(EXERCISE INSTRUCTIONS): Leave out the pictures, and retype the remaining data exactly.

Figure content listings
↓

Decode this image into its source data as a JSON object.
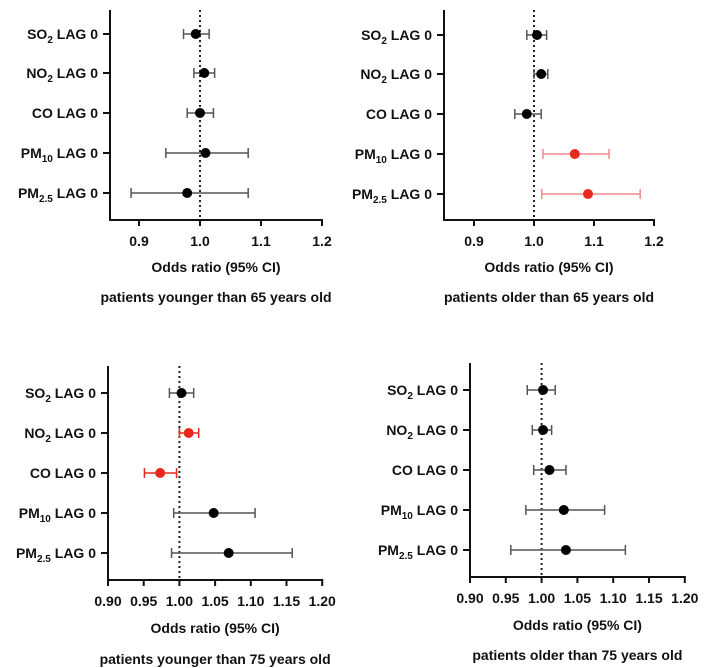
{
  "chart_data": [
    {
      "type": "forest",
      "subtitle": "patients younger than 65 years old",
      "xlabel": "Odds ratio (95% CI)",
      "xlim": [
        0.85,
        1.2
      ],
      "xticks": [
        "0.9",
        "1.0",
        "1.1",
        "1.2"
      ],
      "reference_line": 1.0,
      "rows": [
        {
          "pre": "SO",
          "sub": "2",
          "post": " LAG 0",
          "or": 0.993,
          "lo": 0.973,
          "hi": 1.015,
          "significant": false
        },
        {
          "pre": "NO",
          "sub": "2",
          "post": " LAG 0",
          "or": 1.007,
          "lo": 0.99,
          "hi": 1.024,
          "significant": false
        },
        {
          "pre": "CO LAG 0",
          "sub": "",
          "post": "",
          "or": 1.0,
          "lo": 0.979,
          "hi": 1.022,
          "significant": false
        },
        {
          "pre": "PM",
          "sub": "10",
          "post": " LAG 0",
          "or": 1.009,
          "lo": 0.944,
          "hi": 1.079,
          "significant": false
        },
        {
          "pre": "PM",
          "sub": "2.5",
          "post": " LAG 0",
          "or": 0.979,
          "lo": 0.887,
          "hi": 1.079,
          "significant": false
        }
      ]
    },
    {
      "type": "forest",
      "subtitle": "patients older than 65 years old",
      "xlabel": "Odds ratio (95% CI)",
      "xlim": [
        0.85,
        1.2
      ],
      "xticks": [
        "0.9",
        "1.0",
        "1.1",
        "1.2"
      ],
      "reference_line": 1.0,
      "rows": [
        {
          "pre": "SO",
          "sub": "2",
          "post": " LAG 0",
          "or": 1.005,
          "lo": 0.988,
          "hi": 1.021,
          "significant": false
        },
        {
          "pre": "NO",
          "sub": "2",
          "post": " LAG 0",
          "or": 1.012,
          "lo": 1.0,
          "hi": 1.023,
          "significant": false
        },
        {
          "pre": "CO LAG 0",
          "sub": "",
          "post": "",
          "or": 0.988,
          "lo": 0.968,
          "hi": 1.012,
          "significant": false
        },
        {
          "pre": "PM",
          "sub": "10",
          "post": " LAG 0",
          "or": 1.068,
          "lo": 1.015,
          "hi": 1.125,
          "significant": true
        },
        {
          "pre": "PM",
          "sub": "2.5",
          "post": " LAG 0",
          "or": 1.09,
          "lo": 1.013,
          "hi": 1.177,
          "significant": true
        }
      ]
    },
    {
      "type": "forest",
      "subtitle": "patients younger than 75 years old",
      "xlabel": "Odds ratio (95% CI)",
      "xlim": [
        0.9,
        1.2
      ],
      "xticks": [
        "0.90",
        "0.95",
        "1.00",
        "1.05",
        "1.10",
        "1.15",
        "1.20"
      ],
      "reference_line": 1.0,
      "rows": [
        {
          "pre": "SO",
          "sub": "2",
          "post": " LAG 0",
          "or": 1.003,
          "lo": 0.986,
          "hi": 1.02,
          "significant": false
        },
        {
          "pre": "NO",
          "sub": "2",
          "post": " LAG 0",
          "or": 1.013,
          "lo": 1.0,
          "hi": 1.027,
          "significant": true
        },
        {
          "pre": "CO LAG 0",
          "sub": "",
          "post": "",
          "or": 0.973,
          "lo": 0.951,
          "hi": 0.996,
          "significant": true
        },
        {
          "pre": "PM",
          "sub": "10",
          "post": " LAG 0",
          "or": 1.048,
          "lo": 0.992,
          "hi": 1.106,
          "significant": false
        },
        {
          "pre": "PM",
          "sub": "2.5",
          "post": " LAG 0",
          "or": 1.069,
          "lo": 0.989,
          "hi": 1.158,
          "significant": false
        }
      ]
    },
    {
      "type": "forest",
      "subtitle": "patients older than 75 years old",
      "xlabel": "Odds ratio (95% CI)",
      "xlim": [
        0.9,
        1.2
      ],
      "xticks": [
        "0.90",
        "0.95",
        "1.00",
        "1.05",
        "1.10",
        "1.15",
        "1.20"
      ],
      "reference_line": 1.0,
      "rows": [
        {
          "pre": "SO",
          "sub": "2",
          "post": " LAG 0",
          "or": 1.002,
          "lo": 0.98,
          "hi": 1.019,
          "significant": false
        },
        {
          "pre": "NO",
          "sub": "2",
          "post": " LAG 0",
          "or": 1.002,
          "lo": 0.987,
          "hi": 1.014,
          "significant": false
        },
        {
          "pre": "CO LAG 0",
          "sub": "",
          "post": "",
          "or": 1.011,
          "lo": 0.989,
          "hi": 1.034,
          "significant": false
        },
        {
          "pre": "PM",
          "sub": "10",
          "post": " LAG 0",
          "or": 1.031,
          "lo": 0.978,
          "hi": 1.088,
          "significant": false
        },
        {
          "pre": "PM",
          "sub": "2.5",
          "post": " LAG 0",
          "or": 1.034,
          "lo": 0.957,
          "hi": 1.117,
          "significant": false
        }
      ]
    }
  ],
  "colors": {
    "point": "#000000",
    "bar": "#555555",
    "sig_point": "#e8281c",
    "sig_bar_light": "#f08a8a",
    "sig_bar": "#e8281c"
  }
}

↑

(RESULT OF THIS TASK):
Decode this image into its source data as a JSON object.
{
  "chart_data": [
    {
      "type": "forest",
      "subtitle": "patients younger than 65 years old",
      "xlabel": "Odds ratio (95% CI)",
      "xlim": [
        0.85,
        1.2
      ],
      "xticks": [
        "0.9",
        "1.0",
        "1.1",
        "1.2"
      ],
      "reference_line": 1.0,
      "rows": [
        {
          "pre": "SO",
          "sub": "2",
          "post": " LAG 0",
          "or": 0.993,
          "lo": 0.973,
          "hi": 1.015,
          "significant": false
        },
        {
          "pre": "NO",
          "sub": "2",
          "post": " LAG 0",
          "or": 1.007,
          "lo": 0.99,
          "hi": 1.024,
          "significant": false
        },
        {
          "pre": "CO LAG 0",
          "sub": "",
          "post": "",
          "or": 1.0,
          "lo": 0.979,
          "hi": 1.022,
          "significant": false
        },
        {
          "pre": "PM",
          "sub": "10",
          "post": " LAG 0",
          "or": 1.009,
          "lo": 0.944,
          "hi": 1.079,
          "significant": false
        },
        {
          "pre": "PM",
          "sub": "2.5",
          "post": " LAG 0",
          "or": 0.979,
          "lo": 0.887,
          "hi": 1.079,
          "significant": false
        }
      ]
    },
    {
      "type": "forest",
      "subtitle": "patients older than 65 years old",
      "xlabel": "Odds ratio (95% CI)",
      "xlim": [
        0.85,
        1.2
      ],
      "xticks": [
        "0.9",
        "1.0",
        "1.1",
        "1.2"
      ],
      "reference_line": 1.0,
      "rows": [
        {
          "pre": "SO",
          "sub": "2",
          "post": " LAG 0",
          "or": 1.005,
          "lo": 0.988,
          "hi": 1.021,
          "significant": false
        },
        {
          "pre": "NO",
          "sub": "2",
          "post": " LAG 0",
          "or": 1.012,
          "lo": 1.0,
          "hi": 1.023,
          "significant": false
        },
        {
          "pre": "CO LAG 0",
          "sub": "",
          "post": "",
          "or": 0.988,
          "lo": 0.968,
          "hi": 1.012,
          "significant": false
        },
        {
          "pre": "PM",
          "sub": "10",
          "post": " LAG 0",
          "or": 1.068,
          "lo": 1.015,
          "hi": 1.125,
          "significant": true
        },
        {
          "pre": "PM",
          "sub": "2.5",
          "post": " LAG 0",
          "or": 1.09,
          "lo": 1.013,
          "hi": 1.177,
          "significant": true
        }
      ]
    },
    {
      "type": "forest",
      "subtitle": "patients younger than 75 years old",
      "xlabel": "Odds ratio (95% CI)",
      "xlim": [
        0.9,
        1.2
      ],
      "xticks": [
        "0.90",
        "0.95",
        "1.00",
        "1.05",
        "1.10",
        "1.15",
        "1.20"
      ],
      "reference_line": 1.0,
      "rows": [
        {
          "pre": "SO",
          "sub": "2",
          "post": " LAG 0",
          "or": 1.003,
          "lo": 0.986,
          "hi": 1.02,
          "significant": false
        },
        {
          "pre": "NO",
          "sub": "2",
          "post": " LAG 0",
          "or": 1.013,
          "lo": 1.0,
          "hi": 1.027,
          "significant": true
        },
        {
          "pre": "CO LAG 0",
          "sub": "",
          "post": "",
          "or": 0.973,
          "lo": 0.951,
          "hi": 0.996,
          "significant": true
        },
        {
          "pre": "PM",
          "sub": "10",
          "post": " LAG 0",
          "or": 1.048,
          "lo": 0.992,
          "hi": 1.106,
          "significant": false
        },
        {
          "pre": "PM",
          "sub": "2.5",
          "post": " LAG 0",
          "or": 1.069,
          "lo": 0.989,
          "hi": 1.158,
          "significant": false
        }
      ]
    },
    {
      "type": "forest",
      "subtitle": "patients older than 75 years old",
      "xlabel": "Odds ratio (95% CI)",
      "xlim": [
        0.9,
        1.2
      ],
      "xticks": [
        "0.90",
        "0.95",
        "1.00",
        "1.05",
        "1.10",
        "1.15",
        "1.20"
      ],
      "reference_line": 1.0,
      "rows": [
        {
          "pre": "SO",
          "sub": "2",
          "post": " LAG 0",
          "or": 1.002,
          "lo": 0.98,
          "hi": 1.019,
          "significant": false
        },
        {
          "pre": "NO",
          "sub": "2",
          "post": " LAG 0",
          "or": 1.002,
          "lo": 0.987,
          "hi": 1.014,
          "significant": false
        },
        {
          "pre": "CO LAG 0",
          "sub": "",
          "post": "",
          "or": 1.011,
          "lo": 0.989,
          "hi": 1.034,
          "significant": false
        },
        {
          "pre": "PM",
          "sub": "10",
          "post": " LAG 0",
          "or": 1.031,
          "lo": 0.978,
          "hi": 1.088,
          "significant": false
        },
        {
          "pre": "PM",
          "sub": "2.5",
          "post": " LAG 0",
          "or": 1.034,
          "lo": 0.957,
          "hi": 1.117,
          "significant": false
        }
      ]
    }
  ],
  "colors": {
    "point": "#000000",
    "bar": "#555555",
    "sig_point": "#e8281c",
    "sig_bar_light": "#f08a8a",
    "sig_bar": "#e8281c"
  }
}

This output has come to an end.